YOUR GOAL. Restate the full set of records exactly, without adding or dropping a word.

EXTRACTED RECORDS.

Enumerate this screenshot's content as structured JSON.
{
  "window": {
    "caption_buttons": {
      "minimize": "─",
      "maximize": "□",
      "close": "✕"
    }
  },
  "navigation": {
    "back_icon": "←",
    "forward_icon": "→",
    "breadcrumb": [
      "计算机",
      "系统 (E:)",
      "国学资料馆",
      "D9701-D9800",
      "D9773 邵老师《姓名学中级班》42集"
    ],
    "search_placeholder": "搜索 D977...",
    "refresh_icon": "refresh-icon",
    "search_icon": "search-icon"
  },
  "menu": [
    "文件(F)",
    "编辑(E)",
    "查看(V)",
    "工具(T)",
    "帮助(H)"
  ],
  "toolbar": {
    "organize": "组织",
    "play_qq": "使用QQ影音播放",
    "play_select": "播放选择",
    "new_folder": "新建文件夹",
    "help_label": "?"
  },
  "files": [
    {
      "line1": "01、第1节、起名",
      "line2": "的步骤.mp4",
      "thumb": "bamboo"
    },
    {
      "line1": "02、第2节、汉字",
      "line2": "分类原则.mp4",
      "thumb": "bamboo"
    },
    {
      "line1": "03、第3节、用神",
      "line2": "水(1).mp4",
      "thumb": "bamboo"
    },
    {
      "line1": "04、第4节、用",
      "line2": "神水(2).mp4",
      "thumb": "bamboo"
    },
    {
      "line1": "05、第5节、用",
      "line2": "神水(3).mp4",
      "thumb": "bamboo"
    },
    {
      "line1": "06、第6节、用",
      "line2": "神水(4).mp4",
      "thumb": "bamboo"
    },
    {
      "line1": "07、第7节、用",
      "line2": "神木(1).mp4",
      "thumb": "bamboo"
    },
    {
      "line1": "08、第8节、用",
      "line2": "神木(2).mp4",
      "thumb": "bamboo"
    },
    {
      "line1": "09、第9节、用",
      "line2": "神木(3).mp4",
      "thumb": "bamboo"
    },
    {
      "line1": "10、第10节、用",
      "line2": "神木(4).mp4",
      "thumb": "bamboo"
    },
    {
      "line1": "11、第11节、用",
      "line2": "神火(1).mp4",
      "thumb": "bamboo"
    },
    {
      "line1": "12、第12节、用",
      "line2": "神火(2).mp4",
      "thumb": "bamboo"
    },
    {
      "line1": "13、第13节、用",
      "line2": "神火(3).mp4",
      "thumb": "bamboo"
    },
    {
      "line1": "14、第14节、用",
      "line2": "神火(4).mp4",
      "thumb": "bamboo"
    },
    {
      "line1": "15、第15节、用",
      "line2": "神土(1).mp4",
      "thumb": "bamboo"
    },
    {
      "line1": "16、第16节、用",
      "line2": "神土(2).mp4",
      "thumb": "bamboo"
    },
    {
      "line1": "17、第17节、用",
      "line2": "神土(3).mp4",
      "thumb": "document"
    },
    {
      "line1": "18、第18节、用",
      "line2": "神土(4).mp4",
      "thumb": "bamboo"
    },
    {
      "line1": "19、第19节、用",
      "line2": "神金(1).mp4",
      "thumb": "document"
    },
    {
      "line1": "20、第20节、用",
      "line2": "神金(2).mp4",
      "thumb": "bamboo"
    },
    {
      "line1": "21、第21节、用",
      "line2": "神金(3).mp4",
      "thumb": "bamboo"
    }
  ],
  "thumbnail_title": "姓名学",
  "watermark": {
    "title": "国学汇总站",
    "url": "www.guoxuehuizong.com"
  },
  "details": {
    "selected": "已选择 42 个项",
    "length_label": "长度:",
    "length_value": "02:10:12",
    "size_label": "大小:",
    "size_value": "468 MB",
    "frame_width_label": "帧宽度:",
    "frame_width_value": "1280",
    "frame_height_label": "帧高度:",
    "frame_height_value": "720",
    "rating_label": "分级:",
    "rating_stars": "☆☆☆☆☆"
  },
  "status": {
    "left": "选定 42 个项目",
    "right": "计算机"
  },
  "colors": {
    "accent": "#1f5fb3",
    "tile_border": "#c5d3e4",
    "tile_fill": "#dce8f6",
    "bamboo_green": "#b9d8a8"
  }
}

OUTPUT.
Enumerate this screenshot's content as structured JSON.
{
  "window": {
    "caption_buttons": {
      "minimize": "─",
      "maximize": "□",
      "close": "✕"
    }
  },
  "navigation": {
    "back_icon": "←",
    "forward_icon": "→",
    "breadcrumb": [
      "计算机",
      "系统 (E:)",
      "国学资料馆",
      "D9701-D9800",
      "D9773 邵老师《姓名学中级班》42集"
    ],
    "search_placeholder": "搜索 D977...",
    "refresh_icon": "refresh-icon",
    "search_icon": "search-icon"
  },
  "menu": [
    "文件(F)",
    "编辑(E)",
    "查看(V)",
    "工具(T)",
    "帮助(H)"
  ],
  "toolbar": {
    "organize": "组织",
    "play_qq": "使用QQ影音播放",
    "play_select": "播放选择",
    "new_folder": "新建文件夹",
    "help_label": "?"
  },
  "files": [
    {
      "line1": "01、第1节、起名",
      "line2": "的步骤.mp4",
      "thumb": "bamboo"
    },
    {
      "line1": "02、第2节、汉字",
      "line2": "分类原则.mp4",
      "thumb": "bamboo"
    },
    {
      "line1": "03、第3节、用神",
      "line2": "水(1).mp4",
      "thumb": "bamboo"
    },
    {
      "line1": "04、第4节、用",
      "line2": "神水(2).mp4",
      "thumb": "bamboo"
    },
    {
      "line1": "05、第5节、用",
      "line2": "神水(3).mp4",
      "thumb": "bamboo"
    },
    {
      "line1": "06、第6节、用",
      "line2": "神水(4).mp4",
      "thumb": "bamboo"
    },
    {
      "line1": "07、第7节、用",
      "line2": "神木(1).mp4",
      "thumb": "bamboo"
    },
    {
      "line1": "08、第8节、用",
      "line2": "神木(2).mp4",
      "thumb": "bamboo"
    },
    {
      "line1": "09、第9节、用",
      "line2": "神木(3).mp4",
      "thumb": "bamboo"
    },
    {
      "line1": "10、第10节、用",
      "line2": "神木(4).mp4",
      "thumb": "bamboo"
    },
    {
      "line1": "11、第11节、用",
      "line2": "神火(1).mp4",
      "thumb": "bamboo"
    },
    {
      "line1": "12、第12节、用",
      "line2": "神火(2).mp4",
      "thumb": "bamboo"
    },
    {
      "line1": "13、第13节、用",
      "line2": "神火(3).mp4",
      "thumb": "bamboo"
    },
    {
      "line1": "14、第14节、用",
      "line2": "神火(4).mp4",
      "thumb": "bamboo"
    },
    {
      "line1": "15、第15节、用",
      "line2": "神土(1).mp4",
      "thumb": "bamboo"
    },
    {
      "line1": "16、第16节、用",
      "line2": "神土(2).mp4",
      "thumb": "bamboo"
    },
    {
      "line1": "17、第17节、用",
      "line2": "神土(3).mp4",
      "thumb": "document"
    },
    {
      "line1": "18、第18节、用",
      "line2": "神土(4).mp4",
      "thumb": "bamboo"
    },
    {
      "line1": "19、第19节、用",
      "line2": "神金(1).mp4",
      "thumb": "document"
    },
    {
      "line1": "20、第20节、用",
      "line2": "神金(2).mp4",
      "thumb": "bamboo"
    },
    {
      "line1": "21、第21节、用",
      "line2": "神金(3).mp4",
      "thumb": "bamboo"
    }
  ],
  "thumbnail_title": "姓名学",
  "watermark": {
    "title": "国学汇总站",
    "url": "www.guoxuehuizong.com"
  },
  "details": {
    "selected": "已选择 42 个项",
    "length_label": "长度:",
    "length_value": "02:10:12",
    "size_label": "大小:",
    "size_value": "468 MB",
    "frame_width_label": "帧宽度:",
    "frame_width_value": "1280",
    "frame_height_label": "帧高度:",
    "frame_height_value": "720",
    "rating_label": "分级:",
    "rating_stars": "☆☆☆☆☆"
  },
  "status": {
    "left": "选定 42 个项目",
    "right": "计算机"
  },
  "colors": {
    "accent": "#1f5fb3",
    "tile_border": "#c5d3e4",
    "tile_fill": "#dce8f6",
    "bamboo_green": "#b9d8a8"
  }
}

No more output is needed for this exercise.